**The task:** Extract every line below that contains the word "this".

Data excerpts:
— Start —

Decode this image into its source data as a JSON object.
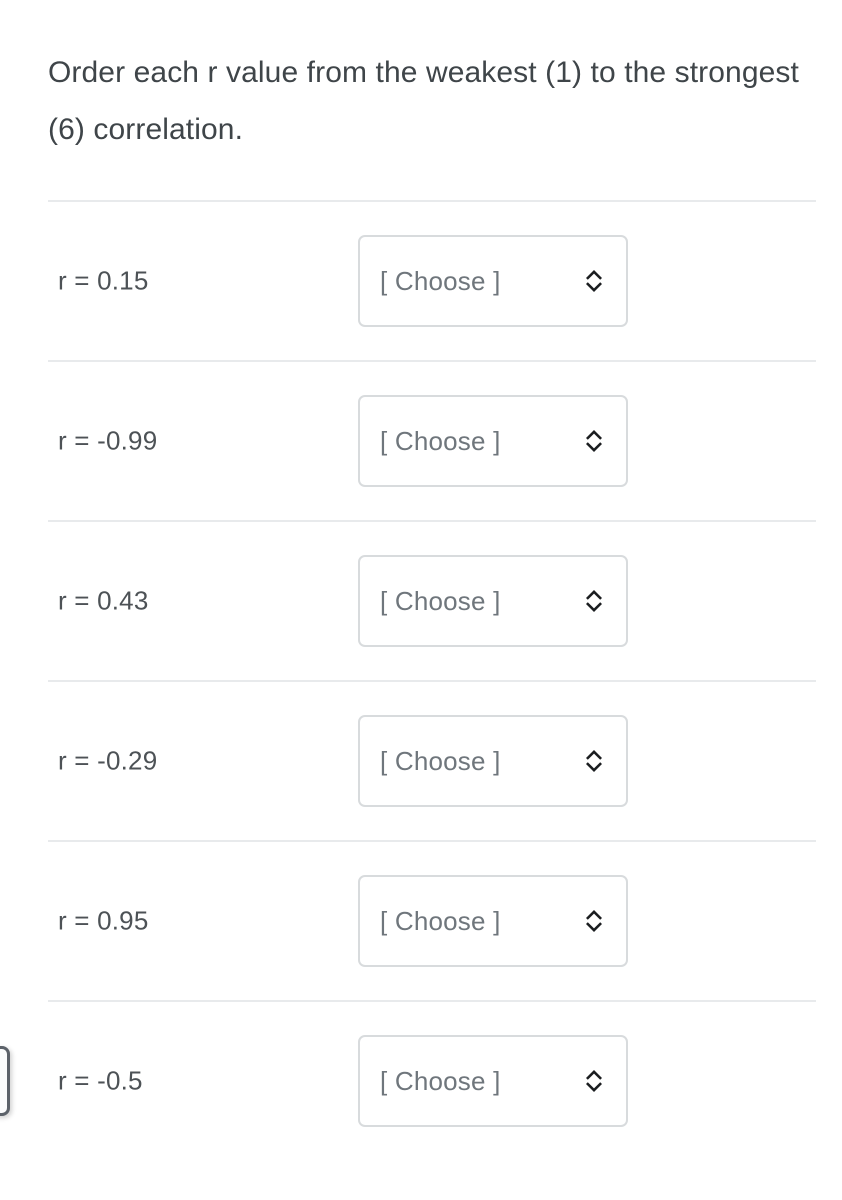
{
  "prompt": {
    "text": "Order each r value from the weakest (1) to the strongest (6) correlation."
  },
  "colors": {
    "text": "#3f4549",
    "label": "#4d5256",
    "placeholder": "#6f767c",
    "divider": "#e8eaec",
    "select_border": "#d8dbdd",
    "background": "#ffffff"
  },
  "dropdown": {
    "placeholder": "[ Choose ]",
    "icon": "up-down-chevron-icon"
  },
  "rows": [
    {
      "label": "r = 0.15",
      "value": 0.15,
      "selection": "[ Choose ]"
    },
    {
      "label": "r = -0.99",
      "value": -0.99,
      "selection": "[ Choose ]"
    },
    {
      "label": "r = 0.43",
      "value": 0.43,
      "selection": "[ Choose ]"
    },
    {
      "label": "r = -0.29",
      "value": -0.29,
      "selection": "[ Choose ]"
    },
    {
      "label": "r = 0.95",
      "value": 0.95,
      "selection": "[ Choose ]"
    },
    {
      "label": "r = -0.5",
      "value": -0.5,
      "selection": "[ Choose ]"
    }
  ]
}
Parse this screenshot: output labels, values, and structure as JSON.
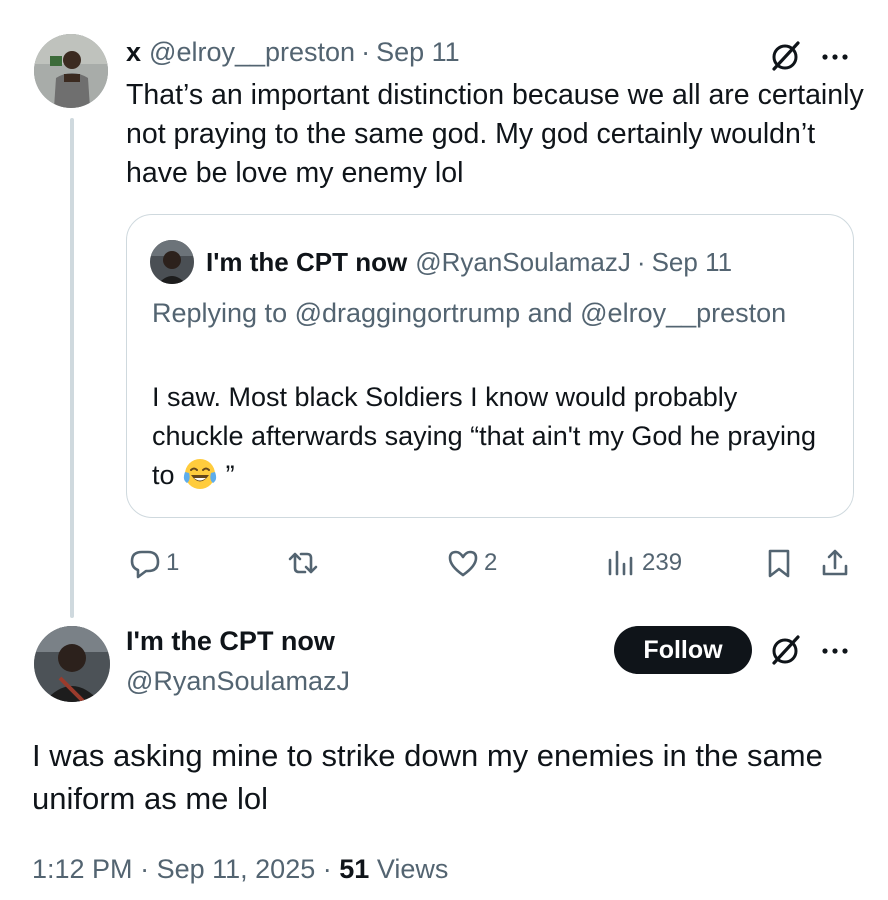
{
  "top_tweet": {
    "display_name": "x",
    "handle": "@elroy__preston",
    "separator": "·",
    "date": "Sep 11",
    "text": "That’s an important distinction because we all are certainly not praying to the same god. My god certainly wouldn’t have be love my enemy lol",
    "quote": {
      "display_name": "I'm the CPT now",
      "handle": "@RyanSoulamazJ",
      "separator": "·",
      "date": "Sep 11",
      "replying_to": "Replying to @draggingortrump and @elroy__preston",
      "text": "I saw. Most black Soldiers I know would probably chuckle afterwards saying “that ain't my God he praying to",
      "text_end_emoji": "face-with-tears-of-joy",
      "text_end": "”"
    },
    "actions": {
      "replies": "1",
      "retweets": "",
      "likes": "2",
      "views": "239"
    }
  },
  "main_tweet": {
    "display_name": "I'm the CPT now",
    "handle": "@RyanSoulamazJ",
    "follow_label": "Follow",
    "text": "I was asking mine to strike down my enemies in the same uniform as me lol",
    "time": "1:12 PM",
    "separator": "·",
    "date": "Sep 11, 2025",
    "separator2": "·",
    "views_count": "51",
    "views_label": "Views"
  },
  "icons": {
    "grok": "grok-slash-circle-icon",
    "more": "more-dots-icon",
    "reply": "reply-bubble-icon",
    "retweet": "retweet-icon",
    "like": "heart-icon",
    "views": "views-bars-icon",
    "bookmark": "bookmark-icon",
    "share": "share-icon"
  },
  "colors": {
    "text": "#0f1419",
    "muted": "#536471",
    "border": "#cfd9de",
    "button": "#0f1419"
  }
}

— End —
— Start —

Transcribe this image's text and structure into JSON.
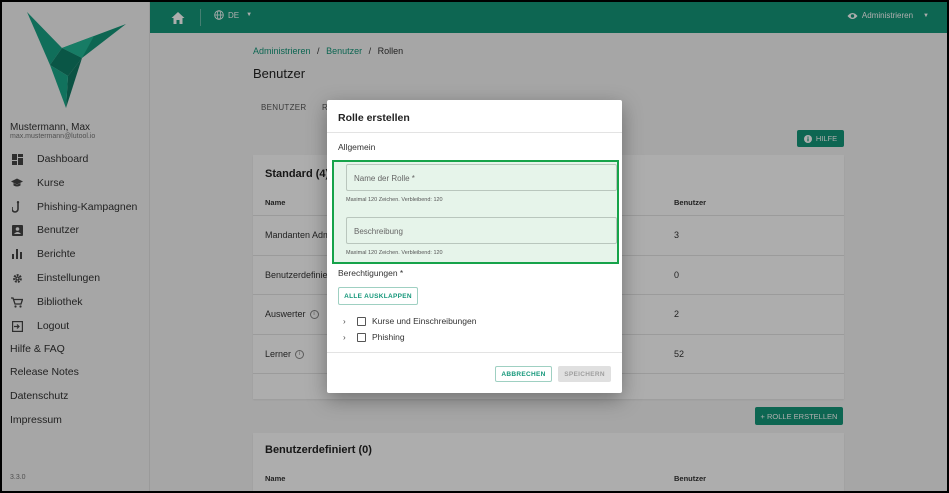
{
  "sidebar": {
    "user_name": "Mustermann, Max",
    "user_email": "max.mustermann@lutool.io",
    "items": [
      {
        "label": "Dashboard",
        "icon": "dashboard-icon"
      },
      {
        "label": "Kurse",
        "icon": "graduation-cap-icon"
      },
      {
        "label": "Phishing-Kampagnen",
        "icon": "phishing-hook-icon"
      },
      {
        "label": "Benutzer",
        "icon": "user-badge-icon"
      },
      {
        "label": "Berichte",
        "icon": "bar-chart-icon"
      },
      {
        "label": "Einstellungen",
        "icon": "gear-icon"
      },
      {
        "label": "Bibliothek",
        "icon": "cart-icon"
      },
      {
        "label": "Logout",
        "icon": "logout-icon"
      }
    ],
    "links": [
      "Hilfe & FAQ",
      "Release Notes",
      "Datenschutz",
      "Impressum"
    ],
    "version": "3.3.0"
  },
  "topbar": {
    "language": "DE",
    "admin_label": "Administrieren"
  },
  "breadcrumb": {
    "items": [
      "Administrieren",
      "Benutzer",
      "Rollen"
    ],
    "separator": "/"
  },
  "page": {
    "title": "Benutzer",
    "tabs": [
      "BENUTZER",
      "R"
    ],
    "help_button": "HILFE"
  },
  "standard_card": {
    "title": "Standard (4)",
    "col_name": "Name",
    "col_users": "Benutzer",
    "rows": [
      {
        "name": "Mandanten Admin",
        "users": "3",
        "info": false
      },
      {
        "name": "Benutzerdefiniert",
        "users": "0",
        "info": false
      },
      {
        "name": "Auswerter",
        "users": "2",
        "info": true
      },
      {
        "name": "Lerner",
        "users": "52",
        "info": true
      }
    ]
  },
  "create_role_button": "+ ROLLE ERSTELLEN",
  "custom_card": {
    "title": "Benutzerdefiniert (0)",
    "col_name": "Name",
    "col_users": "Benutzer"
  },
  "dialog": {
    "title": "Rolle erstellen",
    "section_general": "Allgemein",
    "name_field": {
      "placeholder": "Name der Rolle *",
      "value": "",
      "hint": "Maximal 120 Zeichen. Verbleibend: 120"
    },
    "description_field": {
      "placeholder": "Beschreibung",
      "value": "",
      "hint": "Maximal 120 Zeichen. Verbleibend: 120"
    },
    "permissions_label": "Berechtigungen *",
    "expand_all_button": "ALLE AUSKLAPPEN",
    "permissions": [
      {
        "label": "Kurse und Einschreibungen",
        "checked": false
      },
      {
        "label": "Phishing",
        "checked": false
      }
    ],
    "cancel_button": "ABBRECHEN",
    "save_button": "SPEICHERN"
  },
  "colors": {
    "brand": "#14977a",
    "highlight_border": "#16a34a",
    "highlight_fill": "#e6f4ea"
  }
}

— End —

**Worked answer:**
Decode this image into its source data as a JSON object.
Parse this screenshot: output labels, values, and structure as JSON.
Transcribe this image's text and structure into JSON.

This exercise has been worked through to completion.